» **PROBLEM TO WORK ON**
Leave out the pictures and reproduce all of the data exactly.

» **AVAILABLE RECORDS**
● ● ● ●

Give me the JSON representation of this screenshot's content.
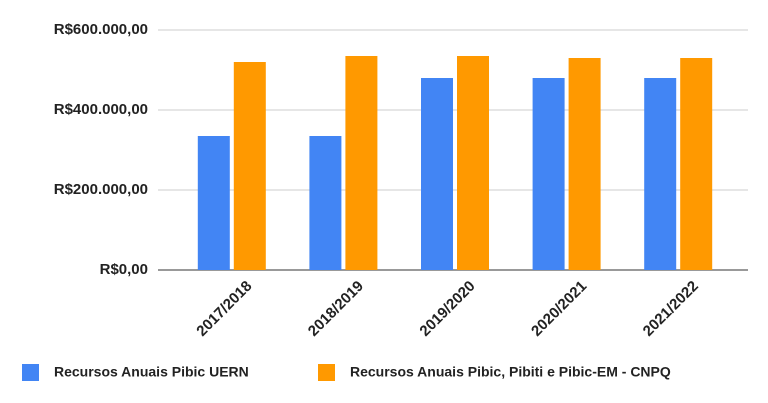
{
  "chart_data": {
    "type": "bar",
    "categories": [
      "2017/2018",
      "2018/2019",
      "2019/2020",
      "2020/2021",
      "2021/2022"
    ],
    "series": [
      {
        "name": "Recursos Anuais Pibic UERN",
        "color": "#4285f4",
        "values": [
          335000,
          335000,
          480000,
          480000,
          480000
        ]
      },
      {
        "name": "Recursos Anuais Pibic, Pibiti e Pibic-EM - CNPQ",
        "color": "#ff9900",
        "values": [
          520000,
          535000,
          535000,
          530000,
          530000
        ]
      }
    ],
    "ylim": [
      0,
      600000
    ],
    "yticks": [
      {
        "value": 0,
        "label": "R$0,00"
      },
      {
        "value": 200000,
        "label": "R$200.000,00"
      },
      {
        "value": 400000,
        "label": "R$400.000,00"
      },
      {
        "value": 600000,
        "label": "R$600.000,00"
      }
    ],
    "grid": true
  }
}
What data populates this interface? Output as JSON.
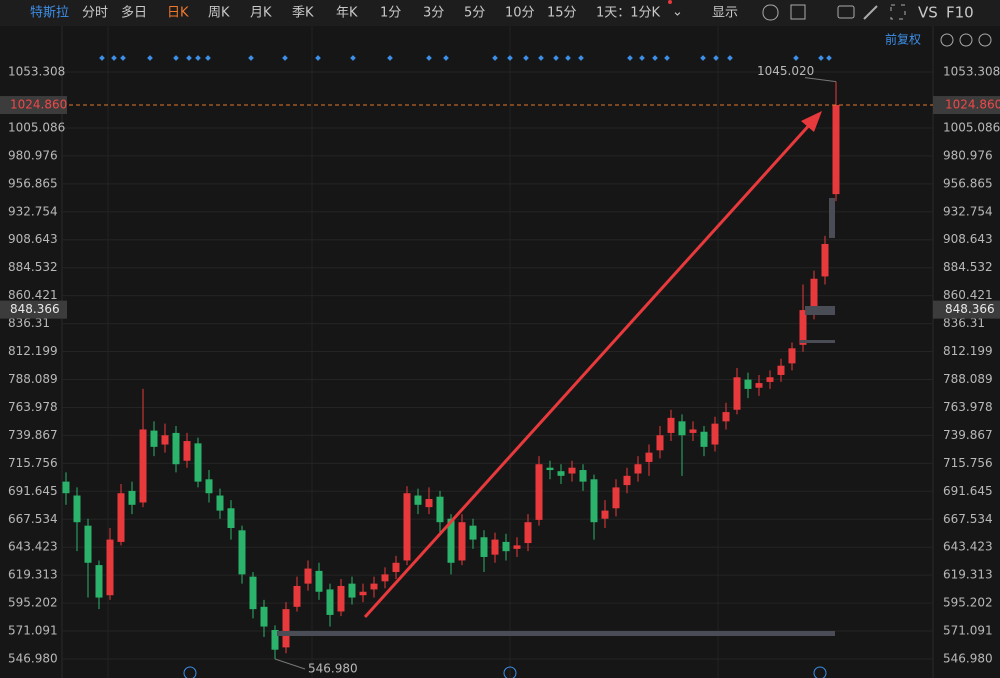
{
  "toolbar": {
    "stock": "特斯拉",
    "periods": [
      "分时",
      "多日",
      "日K",
      "周K",
      "月K",
      "季K",
      "年K",
      "1分",
      "3分",
      "5分",
      "10分",
      "15分"
    ],
    "range": "1天：1分K",
    "display": "显示",
    "vs": "VS",
    "f10": "F10",
    "adjust": "前复权"
  },
  "chart_data": {
    "type": "candlestick",
    "up_color": "#e8393c",
    "down_color": "#2bb36b",
    "ylim": [
      530.6,
      1091.3
    ],
    "yticks": [
      1053.308,
      1005.086,
      980.976,
      956.865,
      932.754,
      908.643,
      884.532,
      860.421,
      836.31,
      812.199,
      788.089,
      763.978,
      739.867,
      715.756,
      691.645,
      667.534,
      643.423,
      619.313,
      595.202,
      571.091,
      {
        "value": 546.98,
        "label": "546.980"
      }
    ],
    "current_price": {
      "value": 1024.86,
      "label": "1024.860"
    },
    "marker_price": {
      "value": 848.366,
      "label": "848.366"
    },
    "high_label": {
      "value": 1045.02,
      "label": "1045.020"
    },
    "low_label": {
      "value": 546.98,
      "label": "546.980"
    },
    "open": [
      700,
      688,
      662,
      628,
      602,
      648,
      692,
      682,
      744,
      732,
      742,
      718,
      733,
      702,
      688,
      677,
      658,
      618,
      592,
      572,
      557,
      592,
      612,
      623,
      607,
      588,
      612,
      602,
      607,
      614,
      622,
      632,
      688,
      678,
      687,
      668,
      632,
      662,
      652,
      637,
      648,
      642,
      647,
      667,
      712,
      709,
      707,
      710,
      702,
      668,
      677,
      697,
      707,
      717,
      727,
      742,
      752,
      742,
      743,
      732,
      752,
      762,
      788,
      781,
      786,
      792,
      802,
      818,
      850,
      877,
      948
    ],
    "high": [
      708,
      695,
      668,
      632,
      660,
      698,
      700,
      780,
      752,
      750,
      748,
      742,
      738,
      710,
      694,
      684,
      662,
      622,
      598,
      576,
      596,
      618,
      632,
      630,
      612,
      616,
      618,
      612,
      618,
      626,
      636,
      696,
      694,
      695,
      692,
      672,
      672,
      668,
      658,
      656,
      655,
      652,
      672,
      722,
      718,
      715,
      718,
      715,
      706,
      684,
      702,
      712,
      722,
      732,
      748,
      762,
      758,
      752,
      748,
      756,
      768,
      798,
      794,
      792,
      796,
      806,
      820,
      870,
      882,
      912,
      1045.02
    ],
    "low": [
      680,
      640,
      600,
      590,
      598,
      645,
      672,
      678,
      722,
      725,
      708,
      712,
      695,
      682,
      668,
      650,
      612,
      582,
      566,
      546.98,
      552,
      588,
      606,
      598,
      575,
      584,
      594,
      596,
      600,
      608,
      616,
      628,
      672,
      672,
      655,
      620,
      628,
      642,
      622,
      630,
      632,
      635,
      640,
      662,
      702,
      698,
      700,
      692,
      650,
      660,
      670,
      690,
      700,
      705,
      720,
      735,
      705,
      735,
      722,
      726,
      745,
      758,
      772,
      774,
      780,
      786,
      796,
      812,
      840,
      870,
      942
    ],
    "close": [
      690,
      665,
      630,
      600,
      650,
      690,
      680,
      745,
      730,
      740,
      715,
      735,
      700,
      690,
      675,
      660,
      620,
      590,
      575,
      555,
      590,
      610,
      625,
      605,
      585,
      610,
      600,
      605,
      612,
      620,
      630,
      690,
      680,
      685,
      665,
      630,
      665,
      650,
      635,
      650,
      640,
      645,
      665,
      715,
      710,
      705,
      712,
      700,
      665,
      675,
      695,
      705,
      715,
      725,
      740,
      755,
      740,
      745,
      730,
      750,
      760,
      790,
      780,
      785,
      790,
      800,
      815,
      848,
      875,
      905,
      1024.86
    ]
  }
}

● ● ● ●

» **WRITTEN RESPONSE**
Give me the JSON representation of this screenshot's content.
{
  "chart_data": {
    "type": "bar",
    "categories": [
      "2017/2018",
      "2018/2019",
      "2019/2020",
      "2020/2021",
      "2021/2022"
    ],
    "series": [
      {
        "name": "Recursos Anuais Pibic UERN",
        "color": "#4285f4",
        "values": [
          335000,
          335000,
          480000,
          480000,
          480000
        ]
      },
      {
        "name": "Recursos Anuais Pibic, Pibiti e Pibic-EM - CNPQ",
        "color": "#ff9900",
        "values": [
          520000,
          535000,
          535000,
          530000,
          530000
        ]
      }
    ],
    "ylim": [
      0,
      600000
    ],
    "yticks": [
      {
        "value": 0,
        "label": "R$0,00"
      },
      {
        "value": 200000,
        "label": "R$200.000,00"
      },
      {
        "value": 400000,
        "label": "R$400.000,00"
      },
      {
        "value": 600000,
        "label": "R$600.000,00"
      }
    ],
    "grid": true
  }
}
What data populates this interface? Output as JSON.
{
  "toolbar": {
    "stock": "特斯拉",
    "periods": [
      "分时",
      "多日",
      "日K",
      "周K",
      "月K",
      "季K",
      "年K",
      "1分",
      "3分",
      "5分",
      "10分",
      "15分"
    ],
    "range": "1天：1分K",
    "display": "显示",
    "vs": "VS",
    "f10": "F10",
    "adjust": "前复权"
  },
  "chart_data": {
    "type": "candlestick",
    "up_color": "#e8393c",
    "down_color": "#2bb36b",
    "ylim": [
      530.6,
      1091.3
    ],
    "yticks": [
      1053.308,
      1005.086,
      980.976,
      956.865,
      932.754,
      908.643,
      884.532,
      860.421,
      836.31,
      812.199,
      788.089,
      763.978,
      739.867,
      715.756,
      691.645,
      667.534,
      643.423,
      619.313,
      595.202,
      571.091,
      {
        "value": 546.98,
        "label": "546.980"
      }
    ],
    "current_price": {
      "value": 1024.86,
      "label": "1024.860"
    },
    "marker_price": {
      "value": 848.366,
      "label": "848.366"
    },
    "high_label": {
      "value": 1045.02,
      "label": "1045.020"
    },
    "low_label": {
      "value": 546.98,
      "label": "546.980"
    },
    "open": [
      700,
      688,
      662,
      628,
      602,
      648,
      692,
      682,
      744,
      732,
      742,
      718,
      733,
      702,
      688,
      677,
      658,
      618,
      592,
      572,
      557,
      592,
      612,
      623,
      607,
      588,
      612,
      602,
      607,
      614,
      622,
      632,
      688,
      678,
      687,
      668,
      632,
      662,
      652,
      637,
      648,
      642,
      647,
      667,
      712,
      709,
      707,
      710,
      702,
      668,
      677,
      697,
      707,
      717,
      727,
      742,
      752,
      742,
      743,
      732,
      752,
      762,
      788,
      781,
      786,
      792,
      802,
      818,
      850,
      877,
      948
    ],
    "high": [
      708,
      695,
      668,
      632,
      660,
      698,
      700,
      780,
      752,
      750,
      748,
      742,
      738,
      710,
      694,
      684,
      662,
      622,
      598,
      576,
      596,
      618,
      632,
      630,
      612,
      616,
      618,
      612,
      618,
      626,
      636,
      696,
      694,
      695,
      692,
      672,
      672,
      668,
      658,
      656,
      655,
      652,
      672,
      722,
      718,
      715,
      718,
      715,
      706,
      684,
      702,
      712,
      722,
      732,
      748,
      762,
      758,
      752,
      748,
      756,
      768,
      798,
      794,
      792,
      796,
      806,
      820,
      870,
      882,
      912,
      1045.02
    ],
    "low": [
      680,
      640,
      600,
      590,
      598,
      645,
      672,
      678,
      722,
      725,
      708,
      712,
      695,
      682,
      668,
      650,
      612,
      582,
      566,
      546.98,
      552,
      588,
      606,
      598,
      575,
      584,
      594,
      596,
      600,
      608,
      616,
      628,
      672,
      672,
      655,
      620,
      628,
      642,
      622,
      630,
      632,
      635,
      640,
      662,
      702,
      698,
      700,
      692,
      650,
      660,
      670,
      690,
      700,
      705,
      720,
      735,
      705,
      735,
      722,
      726,
      745,
      758,
      772,
      774,
      780,
      786,
      796,
      812,
      840,
      870,
      942
    ],
    "close": [
      690,
      665,
      630,
      600,
      650,
      690,
      680,
      745,
      730,
      740,
      715,
      735,
      700,
      690,
      675,
      660,
      620,
      590,
      575,
      555,
      590,
      610,
      625,
      605,
      585,
      610,
      600,
      605,
      612,
      620,
      630,
      690,
      680,
      685,
      665,
      630,
      665,
      650,
      635,
      650,
      640,
      645,
      665,
      715,
      710,
      705,
      712,
      700,
      665,
      675,
      695,
      705,
      715,
      725,
      740,
      755,
      740,
      745,
      730,
      750,
      760,
      790,
      780,
      785,
      790,
      800,
      815,
      848,
      875,
      905,
      1024.86
    ]
  }
}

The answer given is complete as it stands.